=== EXERCISE INPUTS ===

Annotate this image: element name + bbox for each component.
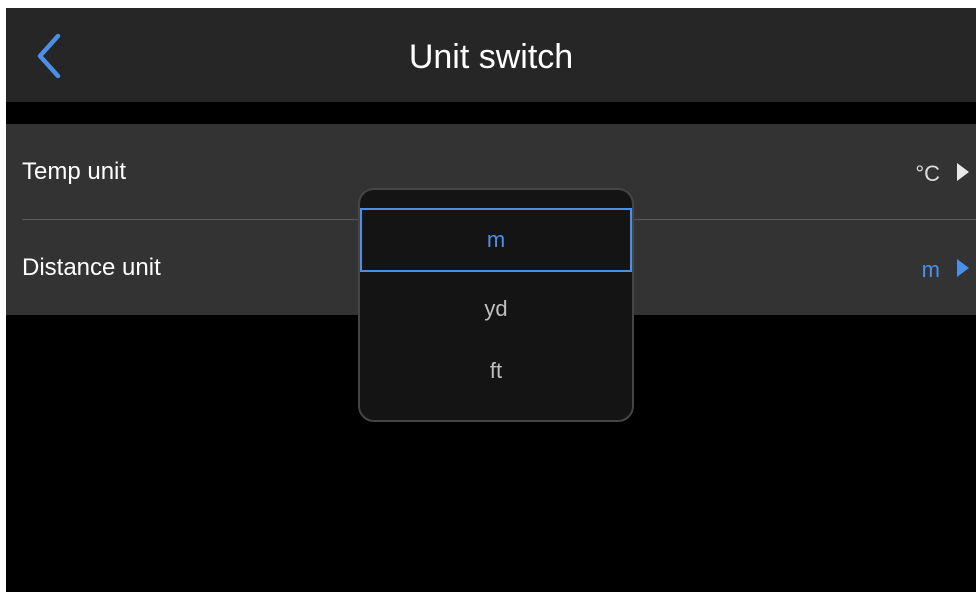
distance-unit-value: m bbox=[921, 257, 940, 282]
distance-unit-picker: m yd ft bbox=[358, 188, 634, 422]
temp-unit-label: Temp unit bbox=[22, 158, 127, 185]
header-bar: Unit switch bbox=[6, 8, 976, 102]
page-title: Unit switch bbox=[408, 38, 574, 76]
unit-option-yd[interactable]: yd bbox=[360, 278, 632, 340]
screen: Unit switch Temp unit °C Distance unit m… bbox=[6, 8, 976, 592]
distance-unit-label: Distance unit bbox=[22, 254, 161, 281]
unit-option-m[interactable]: m bbox=[360, 208, 632, 272]
unit-option-ft[interactable]: ft bbox=[360, 340, 632, 402]
temp-unit-value: °C bbox=[915, 161, 940, 186]
caret-right-icon bbox=[957, 163, 969, 181]
caret-right-icon bbox=[957, 259, 969, 277]
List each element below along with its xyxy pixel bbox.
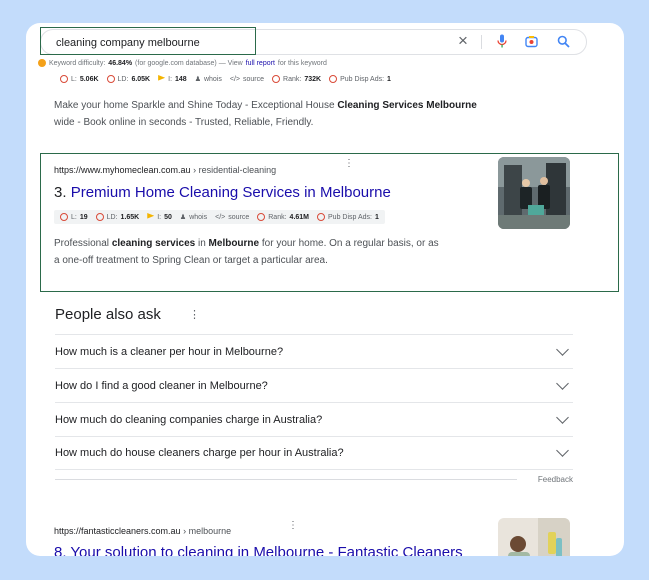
keyword-difficulty: Keyword difficulty: 46.84% (for google.c… <box>38 59 327 67</box>
whois-link[interactable]: ♟ whois <box>194 75 222 84</box>
paa-footer: Feedback <box>55 475 573 484</box>
kd-db: (for google.com database) — View <box>135 59 243 67</box>
paa-question-label: How do I find a good cleaner in Melbourn… <box>55 379 268 392</box>
paa-question[interactable]: How do I find a good cleaner in Melbourn… <box>55 368 573 402</box>
serp-card: cleaning company melbourne × Keyword dif… <box>26 23 624 556</box>
paa-question[interactable]: How much do cleaning companies charge in… <box>55 402 573 436</box>
mic-icon[interactable] <box>494 33 510 49</box>
result-3-url[interactable]: https://www.myhomeclean.com.au › residen… <box>54 165 276 175</box>
rank-ring-icon <box>106 75 115 83</box>
paa-question[interactable]: How much do house cleaners charge per ho… <box>55 436 573 470</box>
paa-question-label: How much do cleaning companies charge in… <box>55 413 323 426</box>
prev-result-metrics: L: 5.06K LD: 6.05K I: 148 ♟ whois </> source … <box>60 75 391 83</box>
paa-question[interactable]: How much is a cleaner per hour in Melbou… <box>55 334 573 368</box>
code-icon: </> <box>229 75 241 83</box>
search-icon[interactable] <box>555 33 571 49</box>
source-link[interactable]: </> source <box>215 214 249 221</box>
code-icon: </> <box>215 213 226 221</box>
chevron-down-icon[interactable] <box>556 376 569 390</box>
paa-heading: People also ask <box>55 306 161 323</box>
flag-icon <box>158 75 166 81</box>
kebab-icon[interactable]: ⋮ <box>288 520 298 531</box>
kd-label: Keyword difficulty: <box>49 59 106 67</box>
search-divider <box>481 35 482 49</box>
whois-link[interactable]: ♟ whois <box>179 213 207 222</box>
rank-ring-icon <box>272 75 281 83</box>
result-3-thumbnail[interactable] <box>498 157 570 229</box>
result-3-metrics: L: 19 LD: 1.65K I: 50 ♟ whois </> source Rank… <box>54 210 385 224</box>
rank-ring-icon <box>329 75 338 83</box>
feedback-link[interactable]: Feedback <box>538 475 573 484</box>
close-icon[interactable]: × <box>455 32 471 49</box>
lens-icon[interactable] <box>523 33 539 49</box>
divider <box>55 479 517 480</box>
chevron-down-icon[interactable] <box>556 410 569 424</box>
rank-ring-icon <box>60 213 68 221</box>
search-input[interactable]: cleaning company melbourne <box>56 37 200 49</box>
result-3-snippet: Professional cleaning services in Melbou… <box>54 238 439 266</box>
paa-question-label: How much is a cleaner per hour in Melbou… <box>55 345 284 358</box>
result-8-title[interactable]: 8. Your solution to cleaning in Melbourn… <box>54 544 463 556</box>
keyword-difficulty-icon <box>38 59 46 67</box>
rank-ring-icon <box>257 213 266 221</box>
kd-suffix: for this keyword <box>277 59 327 67</box>
source-link[interactable]: </> source <box>230 76 264 83</box>
kd-value: 46.84% <box>108 59 133 67</box>
rank-ring-icon <box>95 213 104 221</box>
result-8-thumbnail[interactable] <box>498 518 570 556</box>
chevron-down-icon[interactable] <box>556 342 569 356</box>
rank-ring-icon <box>317 213 326 221</box>
prev-result-snippet: Make your home Sparkle and Shine Today -… <box>54 100 477 128</box>
whois-icon: ♟ <box>179 214 187 221</box>
flag-icon <box>147 213 155 219</box>
kebab-icon[interactable]: ⋮ <box>344 158 354 169</box>
whois-icon: ♟ <box>194 76 201 83</box>
rank-ring-icon <box>60 75 68 83</box>
result-8-url[interactable]: https://fantasticcleaners.com.au › melbo… <box>54 526 231 536</box>
paa-question-label: How much do house cleaners charge per ho… <box>55 447 344 459</box>
kebab-icon[interactable]: ⋮ <box>189 308 200 321</box>
result-3-title[interactable]: 3. Premium Home Cleaning Services in Mel… <box>54 184 391 201</box>
chevron-down-icon[interactable] <box>556 444 569 457</box>
kd-report-link[interactable]: full report <box>246 60 275 67</box>
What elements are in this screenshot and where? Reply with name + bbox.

===

Give back all of the entries above verbatim, line by line, leaving out the pictures.

Annotate this image: element name + bbox for each component.
distance-unit-value: m bbox=[921, 257, 940, 282]
distance-unit-picker: m yd ft bbox=[358, 188, 634, 422]
temp-unit-label: Temp unit bbox=[22, 158, 127, 185]
header-bar: Unit switch bbox=[6, 8, 976, 102]
page-title: Unit switch bbox=[408, 38, 574, 76]
unit-option-yd[interactable]: yd bbox=[360, 278, 632, 340]
screen: Unit switch Temp unit °C Distance unit m… bbox=[6, 8, 976, 592]
distance-unit-label: Distance unit bbox=[22, 254, 161, 281]
unit-option-m[interactable]: m bbox=[360, 208, 632, 272]
unit-option-ft[interactable]: ft bbox=[360, 340, 632, 402]
temp-unit-value: °C bbox=[915, 161, 940, 186]
caret-right-icon bbox=[957, 163, 969, 181]
caret-right-icon bbox=[957, 259, 969, 277]
List each element below along with its xyxy pixel bbox.
keyword-difficulty: Keyword difficulty: 46.84% (for google.c… <box>38 59 327 67</box>
whois-link[interactable]: ♟ whois <box>194 75 222 84</box>
paa-footer: Feedback <box>55 475 573 484</box>
kd-db: (for google.com database) — View <box>135 59 243 67</box>
paa-question-label: How do I find a good cleaner in Melbourn… <box>55 379 268 392</box>
paa-question[interactable]: How do I find a good cleaner in Melbourn… <box>55 368 573 402</box>
serp-card: cleaning company melbourne × Keyword dif… <box>26 23 624 556</box>
paa-question[interactable]: How much do cleaning companies charge in… <box>55 402 573 436</box>
mic-icon[interactable] <box>494 33 510 49</box>
result-3-url[interactable]: https://www.myhomeclean.com.au › residen… <box>54 165 276 175</box>
rank-ring-icon <box>106 75 115 83</box>
paa-question[interactable]: How much do house cleaners charge per ho… <box>55 436 573 470</box>
paa-question-label: How much do cleaning companies charge in… <box>55 413 323 426</box>
prev-result-metrics: L: 5.06K LD: 6.05K I: 148 ♟ whois </> source … <box>60 75 391 83</box>
paa-question[interactable]: How much is a cleaner per hour in Melbou… <box>55 334 573 368</box>
code-icon: </> <box>229 75 241 83</box>
search-icon[interactable] <box>555 33 571 49</box>
source-link[interactable]: </> source <box>215 214 249 221</box>
code-icon: </> <box>215 213 226 221</box>
chevron-down-icon[interactable] <box>556 376 569 390</box>
paa-heading: People also ask <box>55 306 161 323</box>
flag-icon <box>158 75 166 81</box>
kebab-icon[interactable]: ⋮ <box>288 520 298 531</box>
kd-label: Keyword difficulty: <box>49 59 106 67</box>
search-divider <box>481 35 482 49</box>
whois-link[interactable]: ♟ whois <box>179 213 207 222</box>
rank-ring-icon <box>272 75 281 83</box>
result-3-thumbnail[interactable] <box>498 157 570 229</box>
result-3-metrics: L: 19 LD: 1.65K I: 50 ♟ whois </> source Rank… <box>54 210 385 224</box>
rank-ring-icon <box>329 75 338 83</box>
feedback-link[interactable]: Feedback <box>538 475 573 484</box>
close-icon[interactable]: × <box>455 32 471 49</box>
lens-icon[interactable] <box>523 33 539 49</box>
divider <box>55 479 517 480</box>
chevron-down-icon[interactable] <box>556 410 569 424</box>
rank-ring-icon <box>60 213 68 221</box>
search-input[interactable]: cleaning company melbourne <box>56 37 200 49</box>
result-3-snippet: Professional cleaning services in Melbou… <box>54 238 439 266</box>
paa-question-label: How much is a cleaner per hour in Melbou… <box>55 345 284 358</box>
result-8-title[interactable]: 8. Your solution to cleaning in Melbourn… <box>54 544 463 556</box>
keyword-difficulty-icon <box>38 59 46 67</box>
rank-ring-icon <box>257 213 266 221</box>
kd-suffix: for this keyword <box>277 59 327 67</box>
source-link[interactable]: </> source <box>230 76 264 83</box>
kd-value: 46.84% <box>108 59 133 67</box>
rank-ring-icon <box>95 213 104 221</box>
result-8-thumbnail[interactable] <box>498 518 570 556</box>
chevron-down-icon[interactable] <box>556 342 569 356</box>
rank-ring-icon <box>317 213 326 221</box>
prev-result-snippet: Make your home Sparkle and Shine Today -… <box>54 100 477 128</box>
whois-icon: ♟ <box>179 214 187 221</box>
flag-icon <box>147 213 155 219</box>
kebab-icon[interactable]: ⋮ <box>344 158 354 169</box>
whois-icon: ♟ <box>194 76 201 83</box>
rank-ring-icon <box>60 75 68 83</box>
result-8-url[interactable]: https://fantasticcleaners.com.au › melbo… <box>54 526 231 536</box>
paa-question-label: How much do house cleaners charge per ho… <box>55 447 344 459</box>
kebab-icon[interactable]: ⋮ <box>189 308 200 321</box>
result-3-title[interactable]: 3. Premium Home Cleaning Services in Mel… <box>54 184 391 201</box>
chevron-down-icon[interactable] <box>556 444 569 457</box>
kd-report-link[interactable]: full report <box>246 60 275 67</box>
What elements are in this screenshot and where? Reply with name + bbox.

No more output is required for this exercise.